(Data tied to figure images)
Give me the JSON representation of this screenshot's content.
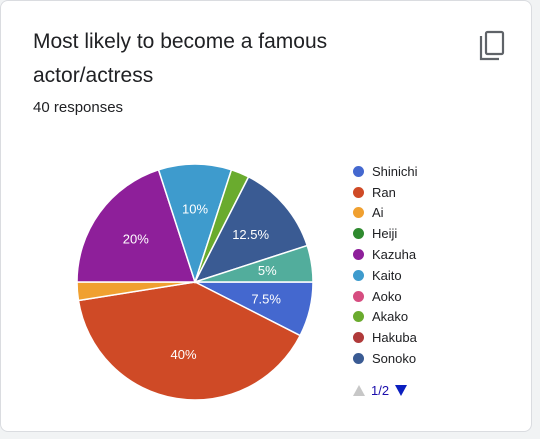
{
  "header": {
    "title": "Most likely to become a famous actor/actress",
    "responses": "40 responses"
  },
  "icons": {
    "copy": "copy-icon"
  },
  "chart_data": {
    "type": "pie",
    "total_responses": 40,
    "slices": [
      {
        "name": "Shinichi",
        "value": 7.5,
        "color": "#4468cf",
        "label": "7.5%"
      },
      {
        "name": "Ran",
        "value": 40,
        "color": "#cf4a26",
        "label": "40%"
      },
      {
        "name": "Ai",
        "value": 2.5,
        "color": "#f0a030",
        "label": ""
      },
      {
        "name": "Heiji",
        "value": 0,
        "color": "#2f8a2f",
        "label": ""
      },
      {
        "name": "Kazuha",
        "value": 20,
        "color": "#8e1f9a",
        "label": "20%"
      },
      {
        "name": "Kaito",
        "value": 10,
        "color": "#3e9bcd",
        "label": "10%"
      },
      {
        "name": "Aoko",
        "value": 0,
        "color": "#d64d80",
        "label": ""
      },
      {
        "name": "Akako",
        "value": 2.5,
        "color": "#6aab2e",
        "label": ""
      },
      {
        "name": "Hakuba",
        "value": 0,
        "color": "#b03a3a",
        "label": ""
      },
      {
        "name": "Sonoko",
        "value": 12.5,
        "color": "#3a5b93",
        "label": "12.5%"
      },
      {
        "name": "",
        "value": 5,
        "color": "#52ad9c",
        "label": "5%"
      }
    ],
    "legend": {
      "placement": "right",
      "entries": [
        "Shinichi",
        "Ran",
        "Ai",
        "Heiji",
        "Kazuha",
        "Kaito",
        "Aoko",
        "Akako",
        "Hakuba",
        "Sonoko"
      ],
      "colors": [
        "#4468cf",
        "#cf4a26",
        "#f0a030",
        "#2f8a2f",
        "#8e1f9a",
        "#3e9bcd",
        "#d64d80",
        "#6aab2e",
        "#b03a3a",
        "#3a5b93"
      ]
    }
  },
  "pagination": {
    "page": "1/2"
  }
}
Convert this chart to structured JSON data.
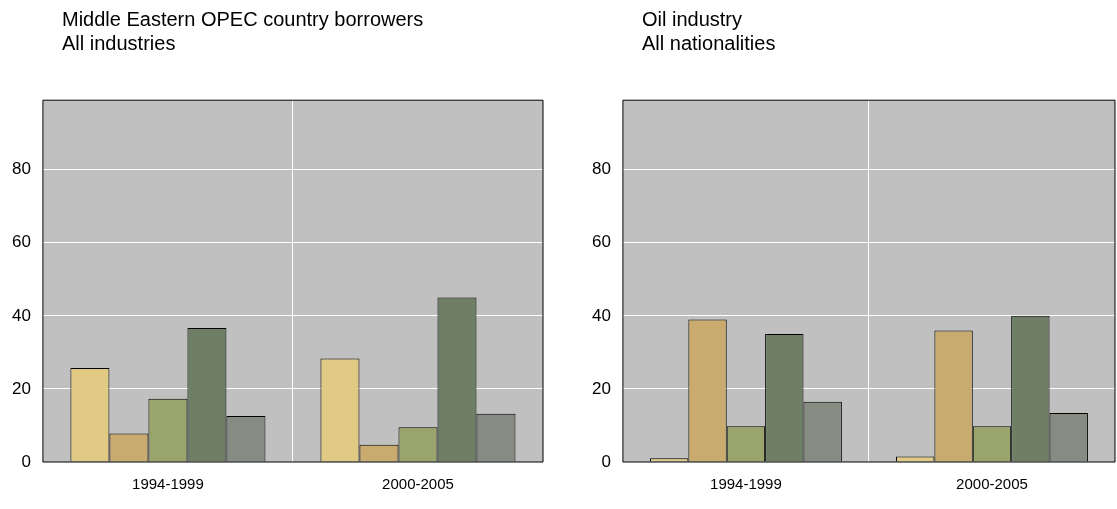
{
  "chart_data": [
    {
      "type": "bar",
      "title": "Middle Eastern OPEC country borrowers",
      "subtitle": "All industries",
      "categories": [
        "1994-1999",
        "2000-2005"
      ],
      "series": [
        {
          "color": "#e0ca84",
          "values": [
            25.7,
            28.3
          ]
        },
        {
          "color": "#c9ab6f",
          "values": [
            7.8,
            4.7
          ]
        },
        {
          "color": "#9aa56e",
          "values": [
            17.3,
            9.5
          ]
        },
        {
          "color": "#6e7f66",
          "values": [
            36.7,
            45
          ]
        },
        {
          "color": "#868c82",
          "values": [
            12.6,
            13.2
          ]
        }
      ],
      "ylim": [
        0,
        99
      ],
      "yticks": [
        0,
        20,
        40,
        60,
        80
      ],
      "grid": true,
      "legend": false
    },
    {
      "type": "bar",
      "title": "Oil industry",
      "subtitle": "All nationalities",
      "categories": [
        "1994-1999",
        "2000-2005"
      ],
      "series": [
        {
          "color": "#e0ca84",
          "values": [
            1,
            1.5
          ]
        },
        {
          "color": "#c9ab6f",
          "values": [
            39,
            36
          ]
        },
        {
          "color": "#9aa56e",
          "values": [
            9.8,
            9.8
          ]
        },
        {
          "color": "#6e7f66",
          "values": [
            35,
            40
          ]
        },
        {
          "color": "#868c82",
          "values": [
            16.5,
            13.4
          ]
        }
      ],
      "ylim": [
        0,
        99
      ],
      "yticks": [
        0,
        20,
        40,
        60,
        80
      ],
      "grid": true,
      "legend": false
    }
  ]
}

§ EXERCISE OBJECTIVE
In the records above, how many lines contain the word "subtitle"? Give the number alone.

§ THE OUTPUT
2